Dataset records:
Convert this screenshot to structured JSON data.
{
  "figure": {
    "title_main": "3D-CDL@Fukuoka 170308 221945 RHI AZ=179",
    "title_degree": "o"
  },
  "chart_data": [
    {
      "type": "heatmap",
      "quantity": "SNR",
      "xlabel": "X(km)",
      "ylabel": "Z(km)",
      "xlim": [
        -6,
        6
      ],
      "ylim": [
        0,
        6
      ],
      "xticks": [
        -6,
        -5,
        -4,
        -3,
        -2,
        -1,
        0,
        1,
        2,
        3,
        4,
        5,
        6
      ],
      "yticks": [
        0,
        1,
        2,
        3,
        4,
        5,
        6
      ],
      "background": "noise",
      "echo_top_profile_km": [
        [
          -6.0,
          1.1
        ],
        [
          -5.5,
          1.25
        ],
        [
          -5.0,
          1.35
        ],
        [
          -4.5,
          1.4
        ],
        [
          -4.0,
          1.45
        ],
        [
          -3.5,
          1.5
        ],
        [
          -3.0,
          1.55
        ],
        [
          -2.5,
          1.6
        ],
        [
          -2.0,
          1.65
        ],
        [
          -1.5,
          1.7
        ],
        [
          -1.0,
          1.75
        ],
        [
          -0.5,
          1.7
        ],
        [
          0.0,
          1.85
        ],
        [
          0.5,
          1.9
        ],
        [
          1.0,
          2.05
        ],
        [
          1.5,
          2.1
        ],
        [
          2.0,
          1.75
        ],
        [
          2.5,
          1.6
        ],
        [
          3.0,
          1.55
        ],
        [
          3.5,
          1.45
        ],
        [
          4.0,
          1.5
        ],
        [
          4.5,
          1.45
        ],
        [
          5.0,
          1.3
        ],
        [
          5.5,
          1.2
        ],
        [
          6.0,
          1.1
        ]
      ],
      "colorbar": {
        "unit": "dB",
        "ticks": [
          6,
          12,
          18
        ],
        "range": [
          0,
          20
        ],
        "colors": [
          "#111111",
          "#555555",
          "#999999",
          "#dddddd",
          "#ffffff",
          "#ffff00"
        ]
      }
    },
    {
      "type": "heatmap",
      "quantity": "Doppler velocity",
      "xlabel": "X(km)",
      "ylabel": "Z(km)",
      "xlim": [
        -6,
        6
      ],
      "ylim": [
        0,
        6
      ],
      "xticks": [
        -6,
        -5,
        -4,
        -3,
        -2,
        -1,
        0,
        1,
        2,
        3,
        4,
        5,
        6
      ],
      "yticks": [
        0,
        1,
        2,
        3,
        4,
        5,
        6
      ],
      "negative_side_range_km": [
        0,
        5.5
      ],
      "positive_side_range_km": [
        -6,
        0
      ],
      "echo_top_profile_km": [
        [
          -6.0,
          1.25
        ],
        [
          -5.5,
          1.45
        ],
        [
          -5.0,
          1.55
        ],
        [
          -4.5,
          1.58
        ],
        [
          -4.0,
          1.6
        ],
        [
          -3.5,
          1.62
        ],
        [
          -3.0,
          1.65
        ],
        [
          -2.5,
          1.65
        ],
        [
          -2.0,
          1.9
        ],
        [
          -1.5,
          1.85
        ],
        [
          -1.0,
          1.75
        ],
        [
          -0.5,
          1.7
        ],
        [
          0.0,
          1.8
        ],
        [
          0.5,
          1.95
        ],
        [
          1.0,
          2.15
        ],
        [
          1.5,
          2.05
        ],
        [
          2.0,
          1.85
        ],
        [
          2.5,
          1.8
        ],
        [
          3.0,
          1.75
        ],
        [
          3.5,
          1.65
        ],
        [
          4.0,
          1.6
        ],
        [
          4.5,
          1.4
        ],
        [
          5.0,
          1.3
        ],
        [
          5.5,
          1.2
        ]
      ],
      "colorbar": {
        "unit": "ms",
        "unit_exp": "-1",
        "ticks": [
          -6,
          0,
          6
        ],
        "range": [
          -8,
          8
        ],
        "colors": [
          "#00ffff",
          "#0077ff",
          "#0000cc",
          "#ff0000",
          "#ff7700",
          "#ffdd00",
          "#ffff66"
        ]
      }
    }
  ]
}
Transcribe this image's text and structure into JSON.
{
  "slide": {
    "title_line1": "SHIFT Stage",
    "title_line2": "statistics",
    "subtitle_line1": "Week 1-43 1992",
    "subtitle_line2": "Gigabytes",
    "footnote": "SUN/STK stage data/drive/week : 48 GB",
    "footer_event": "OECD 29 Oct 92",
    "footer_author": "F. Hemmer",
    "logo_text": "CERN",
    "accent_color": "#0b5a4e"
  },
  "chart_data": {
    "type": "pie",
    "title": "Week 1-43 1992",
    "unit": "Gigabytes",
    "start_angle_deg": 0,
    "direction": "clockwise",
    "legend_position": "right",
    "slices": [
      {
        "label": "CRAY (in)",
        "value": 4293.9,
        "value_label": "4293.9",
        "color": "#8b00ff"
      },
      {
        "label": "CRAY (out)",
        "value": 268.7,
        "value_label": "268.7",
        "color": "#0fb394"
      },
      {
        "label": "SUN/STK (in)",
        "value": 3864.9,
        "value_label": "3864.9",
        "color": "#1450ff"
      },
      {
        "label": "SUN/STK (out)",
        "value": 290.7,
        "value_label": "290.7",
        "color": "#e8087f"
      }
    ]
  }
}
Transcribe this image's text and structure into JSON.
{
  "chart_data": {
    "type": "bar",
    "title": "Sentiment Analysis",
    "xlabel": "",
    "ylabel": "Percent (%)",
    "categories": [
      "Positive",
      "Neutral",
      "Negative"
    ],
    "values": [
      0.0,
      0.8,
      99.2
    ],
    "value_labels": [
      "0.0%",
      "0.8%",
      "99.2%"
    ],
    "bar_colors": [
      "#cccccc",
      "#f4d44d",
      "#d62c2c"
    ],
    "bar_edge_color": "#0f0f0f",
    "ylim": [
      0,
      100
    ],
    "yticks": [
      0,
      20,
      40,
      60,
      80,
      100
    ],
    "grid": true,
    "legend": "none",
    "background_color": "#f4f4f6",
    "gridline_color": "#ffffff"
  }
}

TASK DESCRIPTION — Extract each line of the material exactly as it stands.

ANSWER IN FULL —
Convert this screenshot to structured JSON data.
{
  "figure": {
    "title_main": "3D-CDL@Fukuoka 170308 221945 RHI AZ=179",
    "title_degree": "o"
  },
  "chart_data": [
    {
      "type": "heatmap",
      "quantity": "SNR",
      "xlabel": "X(km)",
      "ylabel": "Z(km)",
      "xlim": [
        -6,
        6
      ],
      "ylim": [
        0,
        6
      ],
      "xticks": [
        -6,
        -5,
        -4,
        -3,
        -2,
        -1,
        0,
        1,
        2,
        3,
        4,
        5,
        6
      ],
      "yticks": [
        0,
        1,
        2,
        3,
        4,
        5,
        6
      ],
      "background": "noise",
      "echo_top_profile_km": [
        [
          -6.0,
          1.1
        ],
        [
          -5.5,
          1.25
        ],
        [
          -5.0,
          1.35
        ],
        [
          -4.5,
          1.4
        ],
        [
          -4.0,
          1.45
        ],
        [
          -3.5,
          1.5
        ],
        [
          -3.0,
          1.55
        ],
        [
          -2.5,
          1.6
        ],
        [
          -2.0,
          1.65
        ],
        [
          -1.5,
          1.7
        ],
        [
          -1.0,
          1.75
        ],
        [
          -0.5,
          1.7
        ],
        [
          0.0,
          1.85
        ],
        [
          0.5,
          1.9
        ],
        [
          1.0,
          2.05
        ],
        [
          1.5,
          2.1
        ],
        [
          2.0,
          1.75
        ],
        [
          2.5,
          1.6
        ],
        [
          3.0,
          1.55
        ],
        [
          3.5,
          1.45
        ],
        [
          4.0,
          1.5
        ],
        [
          4.5,
          1.45
        ],
        [
          5.0,
          1.3
        ],
        [
          5.5,
          1.2
        ],
        [
          6.0,
          1.1
        ]
      ],
      "colorbar": {
        "unit": "dB",
        "ticks": [
          6,
          12,
          18
        ],
        "range": [
          0,
          20
        ],
        "colors": [
          "#111111",
          "#555555",
          "#999999",
          "#dddddd",
          "#ffffff",
          "#ffff00"
        ]
      }
    },
    {
      "type": "heatmap",
      "quantity": "Doppler velocity",
      "xlabel": "X(km)",
      "ylabel": "Z(km)",
      "xlim": [
        -6,
        6
      ],
      "ylim": [
        0,
        6
      ],
      "xticks": [
        -6,
        -5,
        -4,
        -3,
        -2,
        -1,
        0,
        1,
        2,
        3,
        4,
        5,
        6
      ],
      "yticks": [
        0,
        1,
        2,
        3,
        4,
        5,
        6
      ],
      "negative_side_range_km": [
        0,
        5.5
      ],
      "positive_side_range_km": [
        -6,
        0
      ],
      "echo_top_profile_km": [
        [
          -6.0,
          1.25
        ],
        [
          -5.5,
          1.45
        ],
        [
          -5.0,
          1.55
        ],
        [
          -4.5,
          1.58
        ],
        [
          -4.0,
          1.6
        ],
        [
          -3.5,
          1.62
        ],
        [
          -3.0,
          1.65
        ],
        [
          -2.5,
          1.65
        ],
        [
          -2.0,
          1.9
        ],
        [
          -1.5,
          1.85
        ],
        [
          -1.0,
          1.75
        ],
        [
          -0.5,
          1.7
        ],
        [
          0.0,
          1.8
        ],
        [
          0.5,
          1.95
        ],
        [
          1.0,
          2.15
        ],
        [
          1.5,
          2.05
        ],
        [
          2.0,
          1.85
        ],
        [
          2.5,
          1.8
        ],
        [
          3.0,
          1.75
        ],
        [
          3.5,
          1.65
        ],
        [
          4.0,
          1.6
        ],
        [
          4.5,
          1.4
        ],
        [
          5.0,
          1.3
        ],
        [
          5.5,
          1.2
        ]
      ],
      "colorbar": {
        "unit": "ms",
        "unit_exp": "-1",
        "ticks": [
          -6,
          0,
          6
        ],
        "range": [
          -8,
          8
        ],
        "colors": [
          "#00ffff",
          "#0077ff",
          "#0000cc",
          "#ff0000",
          "#ff7700",
          "#ffdd00",
          "#ffff66"
        ]
      }
    }
  ]
}
Transcribe this image's text and structure into JSON.
{
  "slide": {
    "title_line1": "SHIFT Stage",
    "title_line2": "statistics",
    "subtitle_line1": "Week 1-43 1992",
    "subtitle_line2": "Gigabytes",
    "footnote": "SUN/STK stage data/drive/week : 48 GB",
    "footer_event": "OECD 29 Oct 92",
    "footer_author": "F. Hemmer",
    "logo_text": "CERN",
    "accent_color": "#0b5a4e"
  },
  "chart_data": {
    "type": "pie",
    "title": "Week 1-43 1992",
    "unit": "Gigabytes",
    "start_angle_deg": 0,
    "direction": "clockwise",
    "legend_position": "right",
    "slices": [
      {
        "label": "CRAY (in)",
        "value": 4293.9,
        "value_label": "4293.9",
        "color": "#8b00ff"
      },
      {
        "label": "CRAY (out)",
        "value": 268.7,
        "value_label": "268.7",
        "color": "#0fb394"
      },
      {
        "label": "SUN/STK (in)",
        "value": 3864.9,
        "value_label": "3864.9",
        "color": "#1450ff"
      },
      {
        "label": "SUN/STK (out)",
        "value": 290.7,
        "value_label": "290.7",
        "color": "#e8087f"
      }
    ]
  }
}
Transcribe this image's text and structure into JSON.
{
  "chart_data": {
    "type": "bar",
    "title": "Sentiment Analysis",
    "xlabel": "",
    "ylabel": "Percent (%)",
    "categories": [
      "Positive",
      "Neutral",
      "Negative"
    ],
    "values": [
      0.0,
      0.8,
      99.2
    ],
    "value_labels": [
      "0.0%",
      "0.8%",
      "99.2%"
    ],
    "bar_colors": [
      "#cccccc",
      "#f4d44d",
      "#d62c2c"
    ],
    "bar_edge_color": "#0f0f0f",
    "ylim": [
      0,
      100
    ],
    "yticks": [
      0,
      20,
      40,
      60,
      80,
      100
    ],
    "grid": true,
    "legend": "none",
    "background_color": "#f4f4f6",
    "gridline_color": "#ffffff"
  }
}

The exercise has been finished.